→ **Exercise input**:
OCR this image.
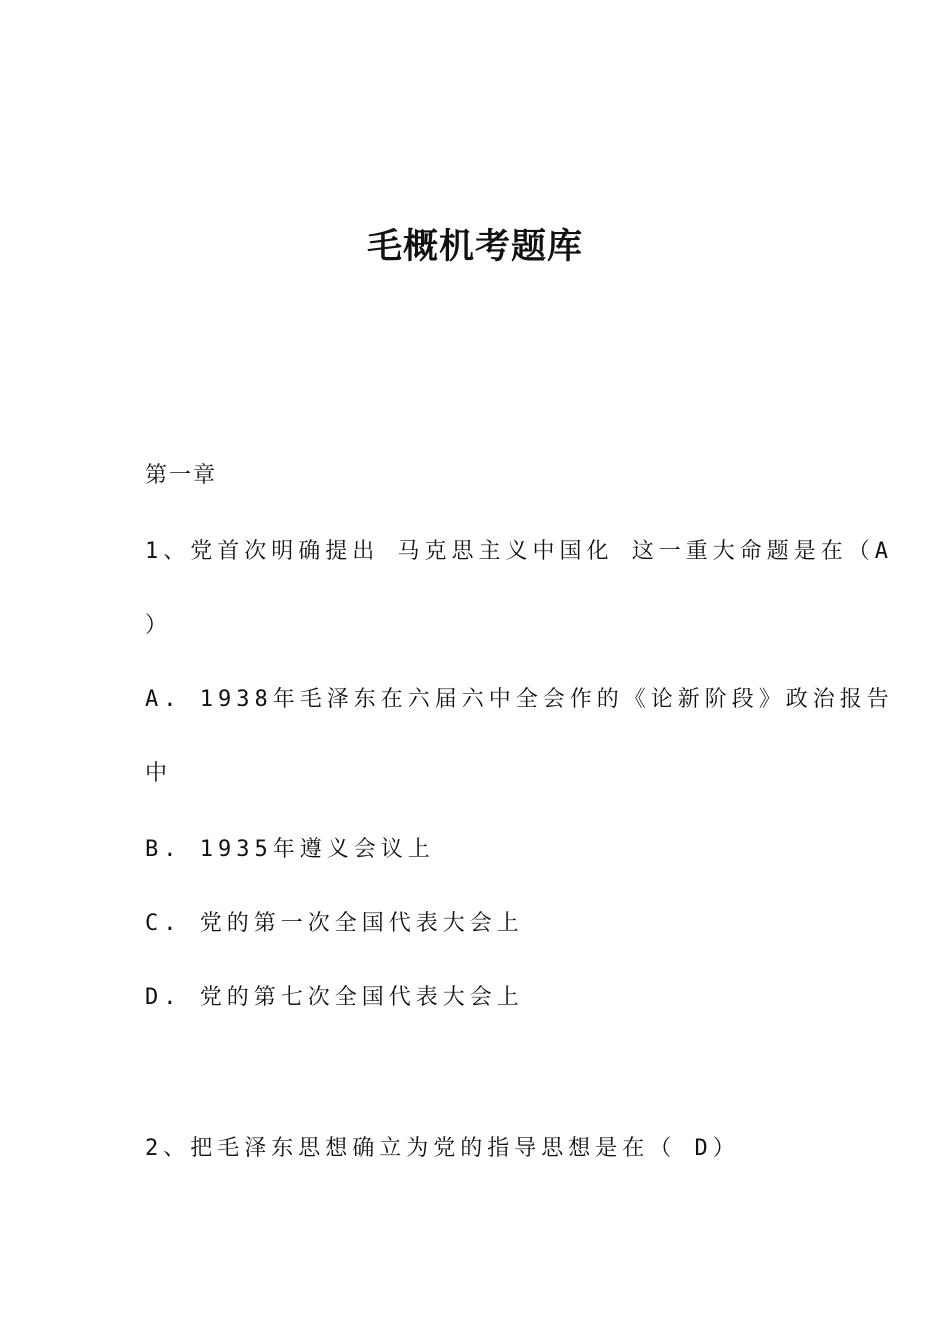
毛概机考题库
第一章
1、党首次明确提出 马克思主义中国化 这一重大命题是在（A
）
A. 1938年毛泽东在六届六中全会作的《论新阶段》政治报告
中
B. 1935年遵义会议上
C. 党的第一次全国代表大会上
D. 党的第七次全国代表大会上
2、把毛泽东思想确立为党的指导思想是在（ D）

→ **Task**: Every entry above is to be set down exactly; the pictures are to be left out.

→ **Reply to the task**:
OCR this image.
毛概机考题库
第一章
1、党首次明确提出 马克思主义中国化 这一重大命题是在（A
）
A. 1938年毛泽东在六届六中全会作的《论新阶段》政治报告
中
B. 1935年遵义会议上
C. 党的第一次全国代表大会上
D. 党的第七次全国代表大会上
2、把毛泽东思想确立为党的指导思想是在（ D）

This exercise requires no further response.